TASK TO CARRY OUT — The entire listing is to be repeated verbatim.

DATA SUPPLIED —
#####

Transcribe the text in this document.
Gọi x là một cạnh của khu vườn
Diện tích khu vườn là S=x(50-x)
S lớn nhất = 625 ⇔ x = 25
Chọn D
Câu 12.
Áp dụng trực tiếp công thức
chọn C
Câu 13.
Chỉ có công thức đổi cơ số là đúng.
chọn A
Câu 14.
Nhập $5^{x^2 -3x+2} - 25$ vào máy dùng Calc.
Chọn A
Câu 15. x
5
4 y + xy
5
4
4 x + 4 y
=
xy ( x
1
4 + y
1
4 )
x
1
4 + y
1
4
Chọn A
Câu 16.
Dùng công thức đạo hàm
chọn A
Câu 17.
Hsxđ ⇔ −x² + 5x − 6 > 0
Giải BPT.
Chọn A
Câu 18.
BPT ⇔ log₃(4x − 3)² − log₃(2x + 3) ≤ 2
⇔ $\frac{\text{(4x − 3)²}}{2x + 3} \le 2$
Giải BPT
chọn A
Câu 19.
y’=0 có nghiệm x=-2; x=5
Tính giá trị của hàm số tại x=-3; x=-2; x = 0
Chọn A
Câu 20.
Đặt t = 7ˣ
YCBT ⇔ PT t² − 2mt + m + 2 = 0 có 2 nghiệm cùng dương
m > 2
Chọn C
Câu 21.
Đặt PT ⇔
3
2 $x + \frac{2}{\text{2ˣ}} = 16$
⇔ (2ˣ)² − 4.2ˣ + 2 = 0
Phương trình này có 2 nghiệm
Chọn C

#####

EXERCISE ANSWER —
Transcribe the text in this document.
Gọi x là một cạnh của khu vườn
Diện tích khu vườn là S=x(50-x)
S lớn nhất = 625 ⇔ x = 25
Chọn D
Câu 12.
Áp dụng trực tiếp công thức
chọn C
Câu 13.
Chỉ có công thức đổi cơ số là đúng.
chọn A
Câu 14.
Nhập $5^{x^2 -3x+2} - 25$ vào máy dùng Calc.
Chọn A
Câu 15. x
5
4 y + xy
5
4
4 x + 4 y
=
xy ( x
1
4 + y
1
4 )
x
1
4 + y
1
4
Chọn A
Câu 16.
Dùng công thức đạo hàm
chọn A
Câu 17.
Hsxđ ⇔ −x² + 5x − 6 > 0
Giải BPT.
Chọn A
Câu 18.
BPT ⇔ log₃(4x − 3)² − log₃(2x + 3) ≤ 2
⇔ $\frac{\text{(4x − 3)²}}{2x + 3} \le 2$
Giải BPT
chọn A
Câu 19.
y’=0 có nghiệm x=-2; x=5
Tính giá trị của hàm số tại x=-3; x=-2; x = 0
Chọn A
Câu 20.
Đặt t = 7ˣ
YCBT ⇔ PT t² − 2mt + m + 2 = 0 có 2 nghiệm cùng dương
m > 2
Chọn C
Câu 21.
Đặt PT ⇔
3
2 $x + \frac{2}{\text{2ˣ}} = 16$
⇔ (2ˣ)² − 4.2ˣ + 2 = 0
Phương trình này có 2 nghiệm
Chọn C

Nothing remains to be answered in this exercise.